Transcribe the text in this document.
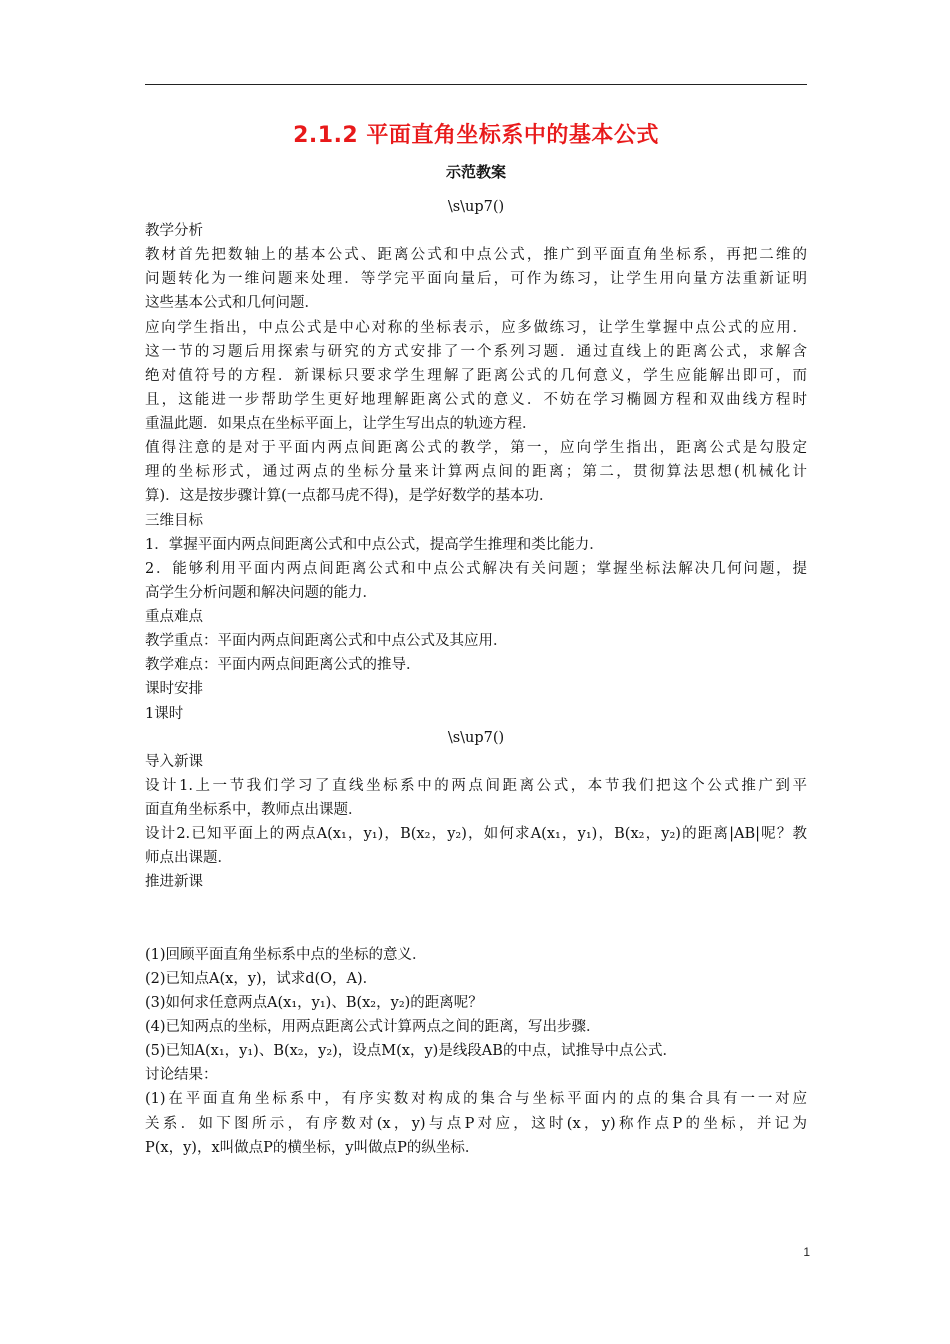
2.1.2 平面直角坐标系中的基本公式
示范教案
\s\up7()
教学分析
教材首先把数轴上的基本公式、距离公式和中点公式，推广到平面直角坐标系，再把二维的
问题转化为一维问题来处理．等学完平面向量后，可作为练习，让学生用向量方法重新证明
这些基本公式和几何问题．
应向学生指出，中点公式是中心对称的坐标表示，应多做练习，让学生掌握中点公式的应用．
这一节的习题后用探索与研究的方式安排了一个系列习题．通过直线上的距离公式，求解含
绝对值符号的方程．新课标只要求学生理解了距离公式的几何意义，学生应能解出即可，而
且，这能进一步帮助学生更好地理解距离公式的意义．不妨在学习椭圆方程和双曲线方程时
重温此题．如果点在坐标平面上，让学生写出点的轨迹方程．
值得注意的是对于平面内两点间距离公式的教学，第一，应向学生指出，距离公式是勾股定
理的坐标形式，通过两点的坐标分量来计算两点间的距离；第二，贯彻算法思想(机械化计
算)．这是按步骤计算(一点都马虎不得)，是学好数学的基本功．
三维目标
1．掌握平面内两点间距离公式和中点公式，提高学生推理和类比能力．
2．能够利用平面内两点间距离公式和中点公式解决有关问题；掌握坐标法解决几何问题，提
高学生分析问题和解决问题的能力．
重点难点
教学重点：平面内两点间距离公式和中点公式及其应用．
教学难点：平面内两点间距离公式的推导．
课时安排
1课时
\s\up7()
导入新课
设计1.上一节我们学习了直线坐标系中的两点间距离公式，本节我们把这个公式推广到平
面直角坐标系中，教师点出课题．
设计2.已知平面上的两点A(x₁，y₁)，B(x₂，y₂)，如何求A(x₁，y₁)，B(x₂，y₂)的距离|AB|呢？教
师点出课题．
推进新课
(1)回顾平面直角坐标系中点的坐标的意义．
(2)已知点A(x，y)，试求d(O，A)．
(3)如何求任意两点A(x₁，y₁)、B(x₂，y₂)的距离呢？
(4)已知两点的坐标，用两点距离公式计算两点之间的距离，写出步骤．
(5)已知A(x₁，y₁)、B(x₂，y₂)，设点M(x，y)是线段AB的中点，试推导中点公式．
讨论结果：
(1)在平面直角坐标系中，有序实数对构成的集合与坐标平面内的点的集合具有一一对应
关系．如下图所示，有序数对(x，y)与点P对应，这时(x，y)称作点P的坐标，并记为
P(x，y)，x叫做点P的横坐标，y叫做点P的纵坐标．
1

**What to work on:** Gather every line from the listing above in which "应向学生指出" appears, and copy those lines.

**Worked solution:**
应向学生指出，中点公式是中心对称的坐标表示，应多做练习，让学生掌握中点公式的应用．
值得注意的是对于平面内两点间距离公式的教学，第一，应向学生指出，距离公式是勾股定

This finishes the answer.